[Items from a dataset]
▼▼▼

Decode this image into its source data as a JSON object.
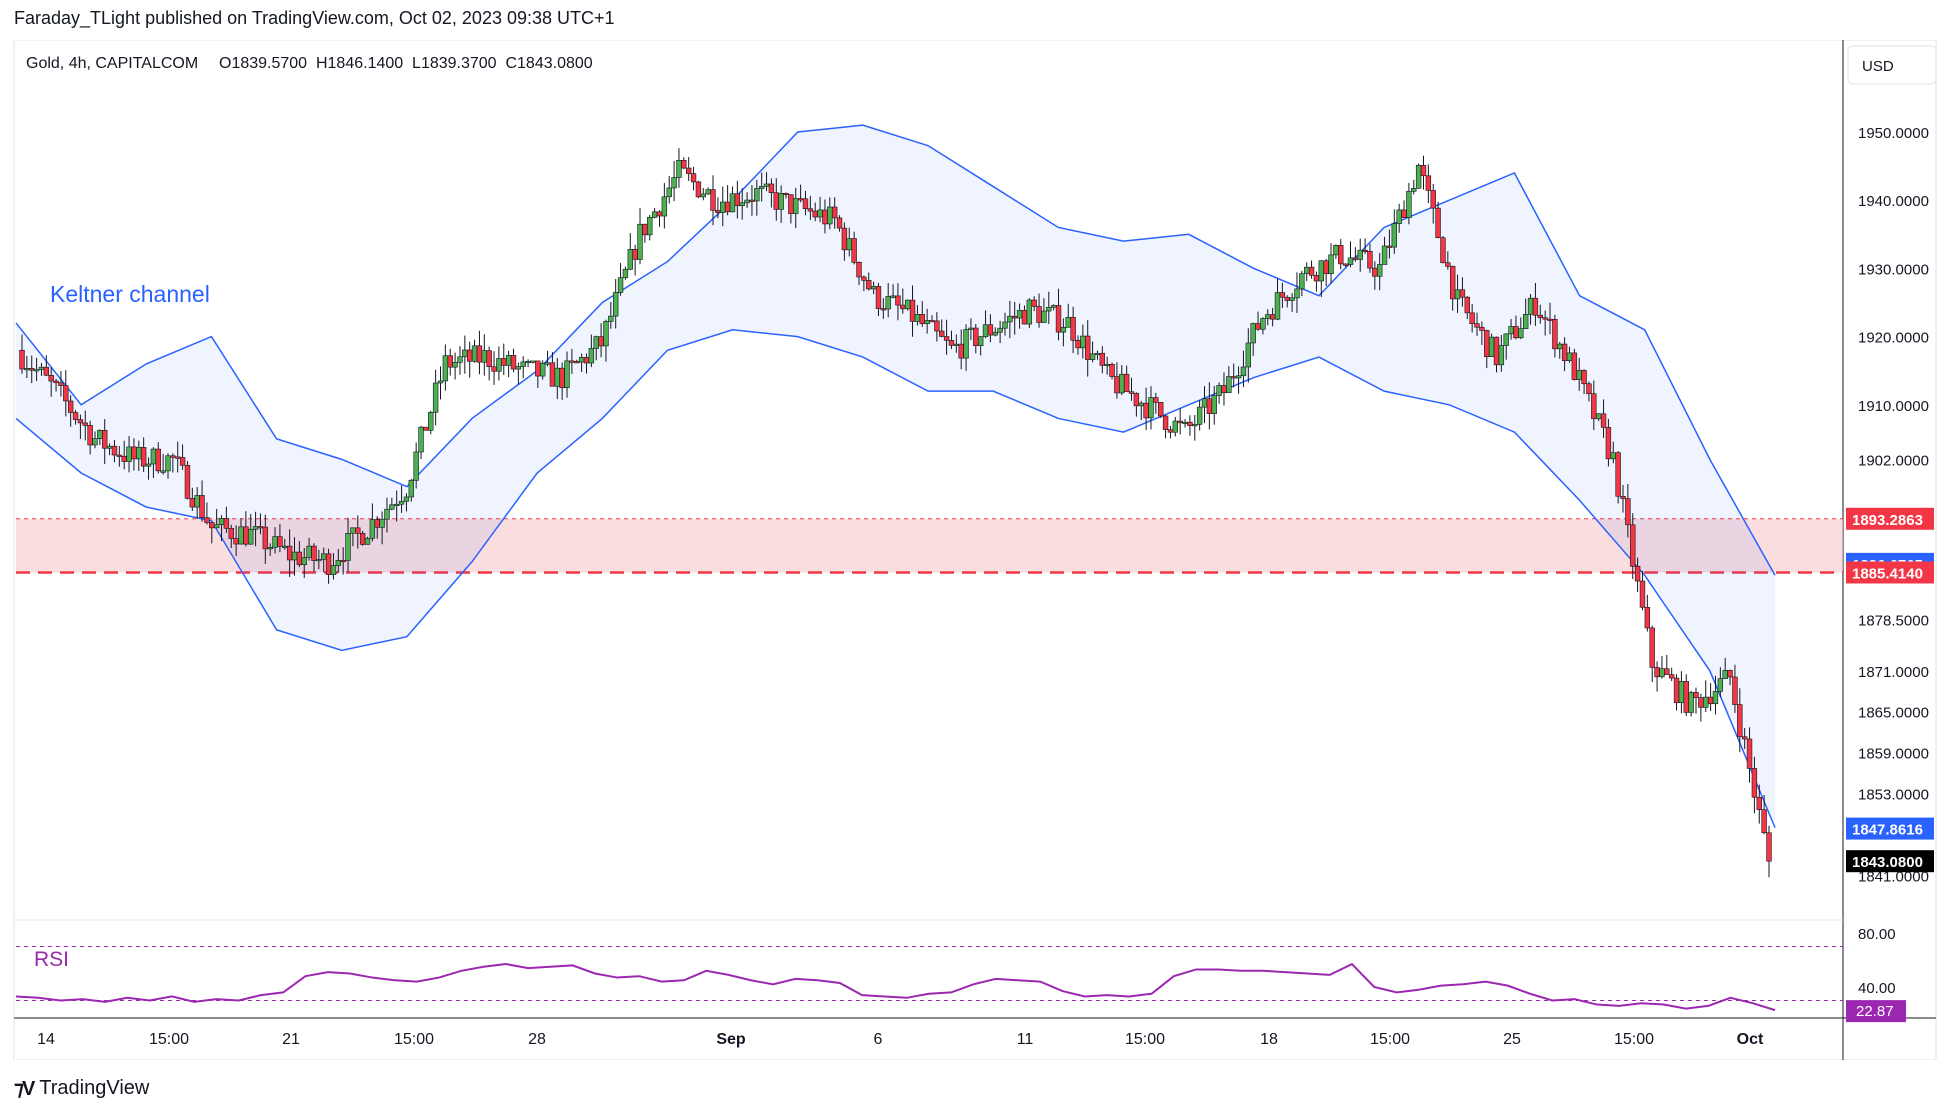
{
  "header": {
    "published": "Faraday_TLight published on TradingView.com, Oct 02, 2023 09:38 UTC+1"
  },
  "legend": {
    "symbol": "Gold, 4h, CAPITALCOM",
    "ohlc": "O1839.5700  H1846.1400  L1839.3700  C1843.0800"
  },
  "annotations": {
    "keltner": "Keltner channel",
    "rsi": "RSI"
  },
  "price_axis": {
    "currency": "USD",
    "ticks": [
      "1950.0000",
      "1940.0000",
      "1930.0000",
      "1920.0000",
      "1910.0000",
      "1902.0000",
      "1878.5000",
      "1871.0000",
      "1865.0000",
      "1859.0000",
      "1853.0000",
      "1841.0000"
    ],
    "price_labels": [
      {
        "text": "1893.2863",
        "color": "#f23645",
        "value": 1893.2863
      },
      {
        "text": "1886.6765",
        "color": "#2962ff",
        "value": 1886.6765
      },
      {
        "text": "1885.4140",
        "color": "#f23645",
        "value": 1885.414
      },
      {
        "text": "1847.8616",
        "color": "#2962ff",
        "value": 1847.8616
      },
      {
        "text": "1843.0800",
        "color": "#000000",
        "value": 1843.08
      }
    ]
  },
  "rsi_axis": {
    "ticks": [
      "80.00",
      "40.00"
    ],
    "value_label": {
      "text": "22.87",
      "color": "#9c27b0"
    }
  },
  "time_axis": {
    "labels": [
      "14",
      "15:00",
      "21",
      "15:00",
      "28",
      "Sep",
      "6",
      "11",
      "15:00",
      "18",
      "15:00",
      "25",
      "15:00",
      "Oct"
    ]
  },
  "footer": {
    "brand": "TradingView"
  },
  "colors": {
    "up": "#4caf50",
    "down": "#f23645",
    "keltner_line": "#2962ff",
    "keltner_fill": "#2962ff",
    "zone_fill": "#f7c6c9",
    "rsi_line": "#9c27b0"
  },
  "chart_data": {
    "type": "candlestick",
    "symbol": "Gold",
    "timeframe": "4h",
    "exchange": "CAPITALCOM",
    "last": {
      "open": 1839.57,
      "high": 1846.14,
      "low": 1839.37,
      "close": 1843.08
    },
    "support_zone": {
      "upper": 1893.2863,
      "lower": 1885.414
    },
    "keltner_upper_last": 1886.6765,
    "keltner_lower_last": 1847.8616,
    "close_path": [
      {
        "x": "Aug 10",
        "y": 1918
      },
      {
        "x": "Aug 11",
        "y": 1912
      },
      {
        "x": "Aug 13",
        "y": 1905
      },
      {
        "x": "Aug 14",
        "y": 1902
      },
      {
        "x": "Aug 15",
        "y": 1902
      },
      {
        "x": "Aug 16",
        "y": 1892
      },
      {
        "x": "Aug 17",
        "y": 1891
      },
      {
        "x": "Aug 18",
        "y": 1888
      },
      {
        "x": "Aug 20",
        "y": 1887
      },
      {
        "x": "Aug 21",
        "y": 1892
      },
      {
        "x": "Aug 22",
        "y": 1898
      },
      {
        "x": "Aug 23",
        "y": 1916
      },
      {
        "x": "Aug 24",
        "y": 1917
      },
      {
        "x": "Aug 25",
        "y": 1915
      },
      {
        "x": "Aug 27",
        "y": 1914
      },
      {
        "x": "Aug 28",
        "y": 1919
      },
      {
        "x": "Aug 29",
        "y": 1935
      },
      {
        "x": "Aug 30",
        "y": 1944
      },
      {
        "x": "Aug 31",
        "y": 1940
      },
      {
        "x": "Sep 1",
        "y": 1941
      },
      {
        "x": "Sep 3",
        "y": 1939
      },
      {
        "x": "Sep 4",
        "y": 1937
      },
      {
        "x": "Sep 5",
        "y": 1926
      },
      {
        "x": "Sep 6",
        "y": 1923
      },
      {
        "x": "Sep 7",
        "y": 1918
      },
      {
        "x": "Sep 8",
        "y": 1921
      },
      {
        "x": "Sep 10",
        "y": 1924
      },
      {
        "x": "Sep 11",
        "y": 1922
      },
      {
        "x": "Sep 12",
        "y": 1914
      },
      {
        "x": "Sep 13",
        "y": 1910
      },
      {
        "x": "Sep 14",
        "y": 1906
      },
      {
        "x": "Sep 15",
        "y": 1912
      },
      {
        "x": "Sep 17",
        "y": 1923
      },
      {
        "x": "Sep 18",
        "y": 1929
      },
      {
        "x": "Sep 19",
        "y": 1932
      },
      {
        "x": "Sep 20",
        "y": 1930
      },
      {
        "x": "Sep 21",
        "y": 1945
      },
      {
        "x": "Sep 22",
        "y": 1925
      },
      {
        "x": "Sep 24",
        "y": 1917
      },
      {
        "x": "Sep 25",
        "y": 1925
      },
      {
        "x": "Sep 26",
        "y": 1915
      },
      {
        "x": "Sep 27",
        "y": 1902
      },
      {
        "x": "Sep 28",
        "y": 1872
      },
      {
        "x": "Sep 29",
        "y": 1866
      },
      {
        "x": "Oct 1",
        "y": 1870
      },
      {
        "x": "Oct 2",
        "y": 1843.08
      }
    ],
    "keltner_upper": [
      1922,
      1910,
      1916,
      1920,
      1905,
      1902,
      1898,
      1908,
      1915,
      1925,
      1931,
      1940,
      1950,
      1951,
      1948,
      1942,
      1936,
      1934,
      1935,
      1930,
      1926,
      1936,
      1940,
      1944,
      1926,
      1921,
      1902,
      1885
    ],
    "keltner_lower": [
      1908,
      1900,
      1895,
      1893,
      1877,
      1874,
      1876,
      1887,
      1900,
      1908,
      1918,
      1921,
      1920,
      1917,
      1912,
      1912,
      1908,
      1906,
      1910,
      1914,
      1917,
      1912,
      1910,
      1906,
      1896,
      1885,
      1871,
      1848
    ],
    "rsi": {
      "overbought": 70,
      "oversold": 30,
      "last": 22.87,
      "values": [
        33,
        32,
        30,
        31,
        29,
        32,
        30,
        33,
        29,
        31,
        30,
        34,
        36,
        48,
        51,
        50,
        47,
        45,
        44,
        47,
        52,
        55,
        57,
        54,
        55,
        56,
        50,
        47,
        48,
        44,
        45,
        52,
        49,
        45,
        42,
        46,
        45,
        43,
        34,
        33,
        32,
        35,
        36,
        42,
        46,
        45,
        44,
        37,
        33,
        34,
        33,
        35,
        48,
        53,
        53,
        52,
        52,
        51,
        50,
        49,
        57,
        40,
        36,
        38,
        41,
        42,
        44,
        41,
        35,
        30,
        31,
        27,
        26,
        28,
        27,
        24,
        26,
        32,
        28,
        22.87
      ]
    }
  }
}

▲▲▲

# Goal
Leave out all images, then reproduce the entries above exactly.

# Final answer
Decode this image into its source data as a JSON object.
{
  "header": {
    "published": "Faraday_TLight published on TradingView.com, Oct 02, 2023 09:38 UTC+1"
  },
  "legend": {
    "symbol": "Gold, 4h, CAPITALCOM",
    "ohlc": "O1839.5700  H1846.1400  L1839.3700  C1843.0800"
  },
  "annotations": {
    "keltner": "Keltner channel",
    "rsi": "RSI"
  },
  "price_axis": {
    "currency": "USD",
    "ticks": [
      "1950.0000",
      "1940.0000",
      "1930.0000",
      "1920.0000",
      "1910.0000",
      "1902.0000",
      "1878.5000",
      "1871.0000",
      "1865.0000",
      "1859.0000",
      "1853.0000",
      "1841.0000"
    ],
    "price_labels": [
      {
        "text": "1893.2863",
        "color": "#f23645",
        "value": 1893.2863
      },
      {
        "text": "1886.6765",
        "color": "#2962ff",
        "value": 1886.6765
      },
      {
        "text": "1885.4140",
        "color": "#f23645",
        "value": 1885.414
      },
      {
        "text": "1847.8616",
        "color": "#2962ff",
        "value": 1847.8616
      },
      {
        "text": "1843.0800",
        "color": "#000000",
        "value": 1843.08
      }
    ]
  },
  "rsi_axis": {
    "ticks": [
      "80.00",
      "40.00"
    ],
    "value_label": {
      "text": "22.87",
      "color": "#9c27b0"
    }
  },
  "time_axis": {
    "labels": [
      "14",
      "15:00",
      "21",
      "15:00",
      "28",
      "Sep",
      "6",
      "11",
      "15:00",
      "18",
      "15:00",
      "25",
      "15:00",
      "Oct"
    ]
  },
  "footer": {
    "brand": "TradingView"
  },
  "colors": {
    "up": "#4caf50",
    "down": "#f23645",
    "keltner_line": "#2962ff",
    "keltner_fill": "#2962ff",
    "zone_fill": "#f7c6c9",
    "rsi_line": "#9c27b0"
  },
  "chart_data": {
    "type": "candlestick",
    "symbol": "Gold",
    "timeframe": "4h",
    "exchange": "CAPITALCOM",
    "last": {
      "open": 1839.57,
      "high": 1846.14,
      "low": 1839.37,
      "close": 1843.08
    },
    "support_zone": {
      "upper": 1893.2863,
      "lower": 1885.414
    },
    "keltner_upper_last": 1886.6765,
    "keltner_lower_last": 1847.8616,
    "close_path": [
      {
        "x": "Aug 10",
        "y": 1918
      },
      {
        "x": "Aug 11",
        "y": 1912
      },
      {
        "x": "Aug 13",
        "y": 1905
      },
      {
        "x": "Aug 14",
        "y": 1902
      },
      {
        "x": "Aug 15",
        "y": 1902
      },
      {
        "x": "Aug 16",
        "y": 1892
      },
      {
        "x": "Aug 17",
        "y": 1891
      },
      {
        "x": "Aug 18",
        "y": 1888
      },
      {
        "x": "Aug 20",
        "y": 1887
      },
      {
        "x": "Aug 21",
        "y": 1892
      },
      {
        "x": "Aug 22",
        "y": 1898
      },
      {
        "x": "Aug 23",
        "y": 1916
      },
      {
        "x": "Aug 24",
        "y": 1917
      },
      {
        "x": "Aug 25",
        "y": 1915
      },
      {
        "x": "Aug 27",
        "y": 1914
      },
      {
        "x": "Aug 28",
        "y": 1919
      },
      {
        "x": "Aug 29",
        "y": 1935
      },
      {
        "x": "Aug 30",
        "y": 1944
      },
      {
        "x": "Aug 31",
        "y": 1940
      },
      {
        "x": "Sep 1",
        "y": 1941
      },
      {
        "x": "Sep 3",
        "y": 1939
      },
      {
        "x": "Sep 4",
        "y": 1937
      },
      {
        "x": "Sep 5",
        "y": 1926
      },
      {
        "x": "Sep 6",
        "y": 1923
      },
      {
        "x": "Sep 7",
        "y": 1918
      },
      {
        "x": "Sep 8",
        "y": 1921
      },
      {
        "x": "Sep 10",
        "y": 1924
      },
      {
        "x": "Sep 11",
        "y": 1922
      },
      {
        "x": "Sep 12",
        "y": 1914
      },
      {
        "x": "Sep 13",
        "y": 1910
      },
      {
        "x": "Sep 14",
        "y": 1906
      },
      {
        "x": "Sep 15",
        "y": 1912
      },
      {
        "x": "Sep 17",
        "y": 1923
      },
      {
        "x": "Sep 18",
        "y": 1929
      },
      {
        "x": "Sep 19",
        "y": 1932
      },
      {
        "x": "Sep 20",
        "y": 1930
      },
      {
        "x": "Sep 21",
        "y": 1945
      },
      {
        "x": "Sep 22",
        "y": 1925
      },
      {
        "x": "Sep 24",
        "y": 1917
      },
      {
        "x": "Sep 25",
        "y": 1925
      },
      {
        "x": "Sep 26",
        "y": 1915
      },
      {
        "x": "Sep 27",
        "y": 1902
      },
      {
        "x": "Sep 28",
        "y": 1872
      },
      {
        "x": "Sep 29",
        "y": 1866
      },
      {
        "x": "Oct 1",
        "y": 1870
      },
      {
        "x": "Oct 2",
        "y": 1843.08
      }
    ],
    "keltner_upper": [
      1922,
      1910,
      1916,
      1920,
      1905,
      1902,
      1898,
      1908,
      1915,
      1925,
      1931,
      1940,
      1950,
      1951,
      1948,
      1942,
      1936,
      1934,
      1935,
      1930,
      1926,
      1936,
      1940,
      1944,
      1926,
      1921,
      1902,
      1885
    ],
    "keltner_lower": [
      1908,
      1900,
      1895,
      1893,
      1877,
      1874,
      1876,
      1887,
      1900,
      1908,
      1918,
      1921,
      1920,
      1917,
      1912,
      1912,
      1908,
      1906,
      1910,
      1914,
      1917,
      1912,
      1910,
      1906,
      1896,
      1885,
      1871,
      1848
    ],
    "rsi": {
      "overbought": 70,
      "oversold": 30,
      "last": 22.87,
      "values": [
        33,
        32,
        30,
        31,
        29,
        32,
        30,
        33,
        29,
        31,
        30,
        34,
        36,
        48,
        51,
        50,
        47,
        45,
        44,
        47,
        52,
        55,
        57,
        54,
        55,
        56,
        50,
        47,
        48,
        44,
        45,
        52,
        49,
        45,
        42,
        46,
        45,
        43,
        34,
        33,
        32,
        35,
        36,
        42,
        46,
        45,
        44,
        37,
        33,
        34,
        33,
        35,
        48,
        53,
        53,
        52,
        52,
        51,
        50,
        49,
        57,
        40,
        36,
        38,
        41,
        42,
        44,
        41,
        35,
        30,
        31,
        27,
        26,
        28,
        27,
        24,
        26,
        32,
        28,
        22.87
      ]
    }
  }
}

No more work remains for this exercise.